- **Exercise objective**
A line counts if it contains the word "roof" at least once. State how many such lines the records contain, giving the number alone.

[Lines of data]
• • • • • • •
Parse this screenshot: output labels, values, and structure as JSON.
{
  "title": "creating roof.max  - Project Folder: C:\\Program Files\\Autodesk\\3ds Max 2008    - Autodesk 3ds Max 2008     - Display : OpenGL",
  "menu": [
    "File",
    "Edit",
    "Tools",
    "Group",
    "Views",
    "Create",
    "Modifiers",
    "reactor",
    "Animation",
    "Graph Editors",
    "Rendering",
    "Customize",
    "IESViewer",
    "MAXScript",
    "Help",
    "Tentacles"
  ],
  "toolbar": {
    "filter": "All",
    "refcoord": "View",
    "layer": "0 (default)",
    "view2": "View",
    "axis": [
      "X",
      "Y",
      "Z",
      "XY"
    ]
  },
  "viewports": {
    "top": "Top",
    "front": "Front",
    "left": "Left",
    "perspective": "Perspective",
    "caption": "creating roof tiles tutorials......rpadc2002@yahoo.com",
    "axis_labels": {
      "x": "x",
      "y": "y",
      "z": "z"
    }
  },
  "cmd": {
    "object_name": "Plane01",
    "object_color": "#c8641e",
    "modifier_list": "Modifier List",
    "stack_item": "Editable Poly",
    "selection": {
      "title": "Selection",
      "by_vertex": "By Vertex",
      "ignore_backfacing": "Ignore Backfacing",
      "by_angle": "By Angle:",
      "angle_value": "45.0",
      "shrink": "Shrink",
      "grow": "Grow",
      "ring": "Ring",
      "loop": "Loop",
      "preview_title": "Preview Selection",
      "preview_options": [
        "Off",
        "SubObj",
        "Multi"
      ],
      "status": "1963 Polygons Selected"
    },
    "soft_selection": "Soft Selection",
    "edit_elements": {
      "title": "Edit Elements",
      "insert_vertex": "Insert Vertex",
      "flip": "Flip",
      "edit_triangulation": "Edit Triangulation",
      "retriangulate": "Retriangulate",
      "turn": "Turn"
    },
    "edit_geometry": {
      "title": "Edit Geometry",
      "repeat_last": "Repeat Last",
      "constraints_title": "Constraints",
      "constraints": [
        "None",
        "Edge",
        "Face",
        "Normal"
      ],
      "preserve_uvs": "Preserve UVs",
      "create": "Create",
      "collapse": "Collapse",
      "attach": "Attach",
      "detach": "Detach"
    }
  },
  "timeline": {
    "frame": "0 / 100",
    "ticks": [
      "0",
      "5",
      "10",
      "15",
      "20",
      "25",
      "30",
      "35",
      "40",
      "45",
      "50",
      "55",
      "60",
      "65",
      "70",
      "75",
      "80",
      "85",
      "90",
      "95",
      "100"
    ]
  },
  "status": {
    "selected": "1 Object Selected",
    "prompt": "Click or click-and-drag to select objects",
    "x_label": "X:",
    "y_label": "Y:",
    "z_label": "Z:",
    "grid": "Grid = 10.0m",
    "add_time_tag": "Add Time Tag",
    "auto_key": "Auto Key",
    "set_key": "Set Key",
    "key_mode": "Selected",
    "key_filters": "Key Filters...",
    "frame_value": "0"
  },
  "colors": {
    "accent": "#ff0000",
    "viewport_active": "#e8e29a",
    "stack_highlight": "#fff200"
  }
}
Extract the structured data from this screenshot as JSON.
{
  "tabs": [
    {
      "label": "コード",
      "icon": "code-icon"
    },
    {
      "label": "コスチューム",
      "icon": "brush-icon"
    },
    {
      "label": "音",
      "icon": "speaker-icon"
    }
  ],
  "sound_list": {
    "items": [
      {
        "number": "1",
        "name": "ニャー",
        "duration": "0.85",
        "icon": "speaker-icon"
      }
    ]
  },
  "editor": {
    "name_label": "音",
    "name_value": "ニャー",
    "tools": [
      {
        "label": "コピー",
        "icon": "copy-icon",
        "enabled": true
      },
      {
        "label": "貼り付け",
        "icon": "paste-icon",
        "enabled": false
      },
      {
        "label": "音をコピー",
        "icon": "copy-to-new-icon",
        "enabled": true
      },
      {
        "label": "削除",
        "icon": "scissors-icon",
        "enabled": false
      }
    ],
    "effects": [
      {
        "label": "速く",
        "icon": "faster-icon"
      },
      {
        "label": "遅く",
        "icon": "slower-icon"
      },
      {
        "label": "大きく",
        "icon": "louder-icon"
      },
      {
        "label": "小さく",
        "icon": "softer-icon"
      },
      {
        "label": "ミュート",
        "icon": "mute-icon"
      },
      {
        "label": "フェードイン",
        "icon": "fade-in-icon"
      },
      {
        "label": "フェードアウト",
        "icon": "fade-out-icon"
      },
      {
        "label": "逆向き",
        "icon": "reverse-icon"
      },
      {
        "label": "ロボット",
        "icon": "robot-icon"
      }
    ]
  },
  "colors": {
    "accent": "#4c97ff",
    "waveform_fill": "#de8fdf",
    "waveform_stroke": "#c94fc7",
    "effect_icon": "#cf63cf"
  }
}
• • • • • • •
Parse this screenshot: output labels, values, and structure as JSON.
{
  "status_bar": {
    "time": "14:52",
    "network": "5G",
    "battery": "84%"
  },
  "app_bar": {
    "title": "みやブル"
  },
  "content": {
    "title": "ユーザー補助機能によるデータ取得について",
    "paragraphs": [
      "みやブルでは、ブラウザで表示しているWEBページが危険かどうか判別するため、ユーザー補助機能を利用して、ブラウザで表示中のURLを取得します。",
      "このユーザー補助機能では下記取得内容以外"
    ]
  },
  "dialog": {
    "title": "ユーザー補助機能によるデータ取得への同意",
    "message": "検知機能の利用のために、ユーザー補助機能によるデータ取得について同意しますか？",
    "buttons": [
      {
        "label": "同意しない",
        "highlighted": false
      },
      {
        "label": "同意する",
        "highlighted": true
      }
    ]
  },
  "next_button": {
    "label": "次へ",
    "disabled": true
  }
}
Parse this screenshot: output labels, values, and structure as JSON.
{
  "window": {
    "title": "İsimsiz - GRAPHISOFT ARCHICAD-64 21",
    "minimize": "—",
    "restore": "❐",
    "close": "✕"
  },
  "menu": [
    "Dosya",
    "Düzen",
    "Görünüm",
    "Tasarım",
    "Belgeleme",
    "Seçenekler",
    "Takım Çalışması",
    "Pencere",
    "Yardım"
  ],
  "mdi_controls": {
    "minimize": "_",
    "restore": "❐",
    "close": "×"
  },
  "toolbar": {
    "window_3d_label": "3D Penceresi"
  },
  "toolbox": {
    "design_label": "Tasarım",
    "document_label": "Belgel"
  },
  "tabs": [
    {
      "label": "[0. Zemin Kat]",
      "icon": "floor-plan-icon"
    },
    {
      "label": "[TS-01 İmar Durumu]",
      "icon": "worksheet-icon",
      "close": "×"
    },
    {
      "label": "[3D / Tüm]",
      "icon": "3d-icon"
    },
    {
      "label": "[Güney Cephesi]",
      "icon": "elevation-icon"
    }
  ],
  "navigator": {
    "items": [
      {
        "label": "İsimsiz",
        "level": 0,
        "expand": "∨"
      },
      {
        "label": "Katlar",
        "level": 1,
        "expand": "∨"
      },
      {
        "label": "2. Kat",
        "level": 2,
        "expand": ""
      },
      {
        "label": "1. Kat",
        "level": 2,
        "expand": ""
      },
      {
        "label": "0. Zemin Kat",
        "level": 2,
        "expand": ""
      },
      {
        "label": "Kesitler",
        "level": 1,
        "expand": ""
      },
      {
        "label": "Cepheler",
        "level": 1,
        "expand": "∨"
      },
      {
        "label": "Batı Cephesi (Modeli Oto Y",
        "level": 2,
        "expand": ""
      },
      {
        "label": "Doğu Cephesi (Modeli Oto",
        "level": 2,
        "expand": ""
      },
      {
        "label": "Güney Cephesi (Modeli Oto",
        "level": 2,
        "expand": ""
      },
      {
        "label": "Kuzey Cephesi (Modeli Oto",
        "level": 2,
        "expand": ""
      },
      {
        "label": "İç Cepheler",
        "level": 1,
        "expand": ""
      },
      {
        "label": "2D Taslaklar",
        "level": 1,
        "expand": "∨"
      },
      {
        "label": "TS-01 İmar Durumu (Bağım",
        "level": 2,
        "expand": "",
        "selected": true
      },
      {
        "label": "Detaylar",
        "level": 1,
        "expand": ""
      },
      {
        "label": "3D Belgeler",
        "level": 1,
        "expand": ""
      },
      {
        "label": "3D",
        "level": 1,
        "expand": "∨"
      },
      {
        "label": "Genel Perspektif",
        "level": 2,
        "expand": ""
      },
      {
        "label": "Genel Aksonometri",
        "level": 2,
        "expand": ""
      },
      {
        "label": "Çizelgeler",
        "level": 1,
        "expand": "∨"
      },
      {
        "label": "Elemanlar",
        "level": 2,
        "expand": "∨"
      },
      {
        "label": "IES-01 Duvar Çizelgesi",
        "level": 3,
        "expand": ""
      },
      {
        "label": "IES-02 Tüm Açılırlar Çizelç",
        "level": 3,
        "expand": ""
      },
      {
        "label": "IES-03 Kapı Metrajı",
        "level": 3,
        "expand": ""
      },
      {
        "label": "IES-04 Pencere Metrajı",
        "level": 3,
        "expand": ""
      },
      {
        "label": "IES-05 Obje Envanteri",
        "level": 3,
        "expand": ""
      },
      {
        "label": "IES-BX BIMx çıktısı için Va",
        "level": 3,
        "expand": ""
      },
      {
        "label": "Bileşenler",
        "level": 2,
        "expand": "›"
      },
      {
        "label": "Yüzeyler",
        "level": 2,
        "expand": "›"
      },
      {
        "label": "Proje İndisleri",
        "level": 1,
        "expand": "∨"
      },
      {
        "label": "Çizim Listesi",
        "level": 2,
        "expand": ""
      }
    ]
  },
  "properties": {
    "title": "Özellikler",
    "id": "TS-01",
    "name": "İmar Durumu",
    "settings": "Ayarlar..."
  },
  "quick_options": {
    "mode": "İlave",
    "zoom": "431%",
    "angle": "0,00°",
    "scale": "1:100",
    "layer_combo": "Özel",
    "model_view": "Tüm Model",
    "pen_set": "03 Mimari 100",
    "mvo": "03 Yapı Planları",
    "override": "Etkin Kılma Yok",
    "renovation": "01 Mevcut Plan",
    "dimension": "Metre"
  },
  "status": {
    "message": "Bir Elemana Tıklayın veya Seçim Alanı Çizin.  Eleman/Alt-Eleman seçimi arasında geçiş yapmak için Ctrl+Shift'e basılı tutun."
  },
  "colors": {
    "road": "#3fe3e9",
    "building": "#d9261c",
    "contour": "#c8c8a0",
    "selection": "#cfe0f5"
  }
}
• • • • • • •
- **Response to the exercise**
2